Data items —
** BEGIN **
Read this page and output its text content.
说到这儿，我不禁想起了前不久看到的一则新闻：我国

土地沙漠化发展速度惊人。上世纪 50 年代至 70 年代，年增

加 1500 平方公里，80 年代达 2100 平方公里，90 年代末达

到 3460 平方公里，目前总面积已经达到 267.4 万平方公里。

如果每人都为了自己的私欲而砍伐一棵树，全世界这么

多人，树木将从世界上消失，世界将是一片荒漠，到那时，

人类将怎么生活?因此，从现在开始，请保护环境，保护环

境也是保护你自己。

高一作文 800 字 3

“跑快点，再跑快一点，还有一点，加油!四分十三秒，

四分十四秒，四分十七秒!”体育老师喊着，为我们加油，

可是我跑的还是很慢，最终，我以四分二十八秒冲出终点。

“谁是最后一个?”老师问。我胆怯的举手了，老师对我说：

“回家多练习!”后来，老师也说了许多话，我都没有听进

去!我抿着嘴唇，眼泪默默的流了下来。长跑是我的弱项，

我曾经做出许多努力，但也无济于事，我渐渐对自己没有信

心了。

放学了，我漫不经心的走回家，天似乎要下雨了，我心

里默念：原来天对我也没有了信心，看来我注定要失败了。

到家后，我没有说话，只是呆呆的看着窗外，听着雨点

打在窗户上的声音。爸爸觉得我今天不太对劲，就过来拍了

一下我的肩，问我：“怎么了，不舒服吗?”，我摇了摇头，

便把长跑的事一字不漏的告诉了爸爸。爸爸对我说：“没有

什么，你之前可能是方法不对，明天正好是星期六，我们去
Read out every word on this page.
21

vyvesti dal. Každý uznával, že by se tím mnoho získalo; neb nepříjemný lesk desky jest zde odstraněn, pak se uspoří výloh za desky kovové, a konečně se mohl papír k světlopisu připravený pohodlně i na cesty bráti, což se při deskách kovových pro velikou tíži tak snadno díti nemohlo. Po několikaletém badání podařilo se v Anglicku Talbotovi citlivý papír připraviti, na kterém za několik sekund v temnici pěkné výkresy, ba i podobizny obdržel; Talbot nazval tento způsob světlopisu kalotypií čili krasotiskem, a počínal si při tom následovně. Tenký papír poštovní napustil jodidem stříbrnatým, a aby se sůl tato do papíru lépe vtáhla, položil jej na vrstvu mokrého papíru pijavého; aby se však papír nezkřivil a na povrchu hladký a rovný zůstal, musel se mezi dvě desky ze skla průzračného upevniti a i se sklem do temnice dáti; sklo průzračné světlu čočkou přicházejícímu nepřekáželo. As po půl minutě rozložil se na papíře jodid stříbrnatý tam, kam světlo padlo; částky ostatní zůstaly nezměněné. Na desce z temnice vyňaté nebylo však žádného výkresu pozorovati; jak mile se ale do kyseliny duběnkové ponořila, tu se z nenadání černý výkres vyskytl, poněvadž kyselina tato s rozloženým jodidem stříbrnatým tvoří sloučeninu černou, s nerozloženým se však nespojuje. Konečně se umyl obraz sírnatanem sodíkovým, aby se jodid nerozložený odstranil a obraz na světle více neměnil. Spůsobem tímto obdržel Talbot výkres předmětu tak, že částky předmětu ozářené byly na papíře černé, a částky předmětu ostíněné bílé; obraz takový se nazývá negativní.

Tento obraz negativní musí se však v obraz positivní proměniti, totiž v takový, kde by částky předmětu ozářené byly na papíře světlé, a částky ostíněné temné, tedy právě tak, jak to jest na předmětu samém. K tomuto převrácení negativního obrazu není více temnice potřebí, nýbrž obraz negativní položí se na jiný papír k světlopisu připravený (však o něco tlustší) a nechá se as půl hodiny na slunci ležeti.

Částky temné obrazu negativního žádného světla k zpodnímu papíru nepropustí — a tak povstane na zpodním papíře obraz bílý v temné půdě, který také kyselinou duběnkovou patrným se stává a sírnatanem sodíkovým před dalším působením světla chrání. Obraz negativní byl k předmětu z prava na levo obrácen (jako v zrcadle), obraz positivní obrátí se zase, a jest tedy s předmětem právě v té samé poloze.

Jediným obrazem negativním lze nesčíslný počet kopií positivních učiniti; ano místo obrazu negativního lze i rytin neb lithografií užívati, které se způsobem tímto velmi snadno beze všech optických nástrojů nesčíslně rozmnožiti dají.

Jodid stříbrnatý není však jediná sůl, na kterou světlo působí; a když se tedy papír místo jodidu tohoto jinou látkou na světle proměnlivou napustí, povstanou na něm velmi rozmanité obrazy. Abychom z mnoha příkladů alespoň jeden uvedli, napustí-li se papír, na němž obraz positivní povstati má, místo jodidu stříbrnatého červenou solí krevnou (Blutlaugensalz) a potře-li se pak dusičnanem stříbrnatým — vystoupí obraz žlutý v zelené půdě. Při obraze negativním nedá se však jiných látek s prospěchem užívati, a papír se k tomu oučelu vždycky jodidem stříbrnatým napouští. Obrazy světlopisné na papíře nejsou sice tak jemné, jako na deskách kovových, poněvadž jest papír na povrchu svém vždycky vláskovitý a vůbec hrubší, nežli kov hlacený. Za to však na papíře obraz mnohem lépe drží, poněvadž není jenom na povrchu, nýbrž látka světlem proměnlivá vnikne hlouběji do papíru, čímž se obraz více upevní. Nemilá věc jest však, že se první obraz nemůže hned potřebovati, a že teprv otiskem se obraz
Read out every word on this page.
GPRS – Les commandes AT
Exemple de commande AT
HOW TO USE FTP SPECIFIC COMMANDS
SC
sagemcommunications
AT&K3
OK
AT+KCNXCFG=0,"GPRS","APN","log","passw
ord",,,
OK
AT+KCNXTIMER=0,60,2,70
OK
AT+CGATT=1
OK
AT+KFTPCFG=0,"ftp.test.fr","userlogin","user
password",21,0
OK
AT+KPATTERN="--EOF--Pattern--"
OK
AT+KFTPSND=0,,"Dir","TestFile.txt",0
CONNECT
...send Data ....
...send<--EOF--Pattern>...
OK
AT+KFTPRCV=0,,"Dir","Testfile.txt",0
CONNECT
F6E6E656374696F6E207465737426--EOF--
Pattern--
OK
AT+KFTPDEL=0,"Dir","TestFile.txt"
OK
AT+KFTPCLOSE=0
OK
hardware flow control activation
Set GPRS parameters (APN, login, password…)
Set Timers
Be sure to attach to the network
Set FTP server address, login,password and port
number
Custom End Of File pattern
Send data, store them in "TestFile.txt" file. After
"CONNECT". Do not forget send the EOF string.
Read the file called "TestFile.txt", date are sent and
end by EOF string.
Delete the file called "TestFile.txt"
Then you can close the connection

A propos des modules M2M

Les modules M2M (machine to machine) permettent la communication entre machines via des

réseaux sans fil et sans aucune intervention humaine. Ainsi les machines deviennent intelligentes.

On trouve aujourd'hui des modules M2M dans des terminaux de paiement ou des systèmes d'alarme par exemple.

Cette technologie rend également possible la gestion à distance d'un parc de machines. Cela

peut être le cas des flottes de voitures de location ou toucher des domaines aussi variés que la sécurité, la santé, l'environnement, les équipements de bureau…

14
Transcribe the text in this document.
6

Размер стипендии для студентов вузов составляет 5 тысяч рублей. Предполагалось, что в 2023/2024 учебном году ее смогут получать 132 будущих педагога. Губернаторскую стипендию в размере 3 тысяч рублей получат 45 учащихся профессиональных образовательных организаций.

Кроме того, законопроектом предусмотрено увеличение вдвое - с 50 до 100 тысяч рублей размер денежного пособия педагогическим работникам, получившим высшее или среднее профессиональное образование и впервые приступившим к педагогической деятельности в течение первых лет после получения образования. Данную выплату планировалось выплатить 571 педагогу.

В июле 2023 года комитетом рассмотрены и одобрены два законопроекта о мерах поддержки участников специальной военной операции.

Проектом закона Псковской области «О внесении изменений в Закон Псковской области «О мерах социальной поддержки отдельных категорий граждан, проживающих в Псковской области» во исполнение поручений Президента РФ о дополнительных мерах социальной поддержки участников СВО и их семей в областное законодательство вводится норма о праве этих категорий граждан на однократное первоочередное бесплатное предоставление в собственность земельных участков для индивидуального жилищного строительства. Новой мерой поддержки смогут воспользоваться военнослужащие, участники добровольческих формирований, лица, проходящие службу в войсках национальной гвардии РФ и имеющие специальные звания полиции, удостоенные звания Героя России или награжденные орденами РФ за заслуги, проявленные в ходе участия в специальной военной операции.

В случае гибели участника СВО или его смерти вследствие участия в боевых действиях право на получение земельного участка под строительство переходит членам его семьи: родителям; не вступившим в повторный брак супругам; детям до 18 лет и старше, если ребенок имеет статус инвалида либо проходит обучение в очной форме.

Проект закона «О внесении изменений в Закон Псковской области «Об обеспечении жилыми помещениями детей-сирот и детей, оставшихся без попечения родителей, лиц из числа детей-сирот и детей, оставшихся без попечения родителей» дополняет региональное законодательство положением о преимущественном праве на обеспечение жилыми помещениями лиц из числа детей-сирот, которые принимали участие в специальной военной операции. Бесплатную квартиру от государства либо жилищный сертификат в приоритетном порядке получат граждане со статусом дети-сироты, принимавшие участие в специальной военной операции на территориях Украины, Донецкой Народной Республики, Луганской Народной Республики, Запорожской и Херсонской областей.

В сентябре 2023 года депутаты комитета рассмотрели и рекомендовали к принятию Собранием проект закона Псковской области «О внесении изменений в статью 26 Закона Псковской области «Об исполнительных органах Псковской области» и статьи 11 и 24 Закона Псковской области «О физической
** END **
The task — Locate the string "called" in the listing above and copy every line where it occurs.

Correct output —
Read the file called "TestFile.txt", date are sent and
Delete the file called "TestFile.txt"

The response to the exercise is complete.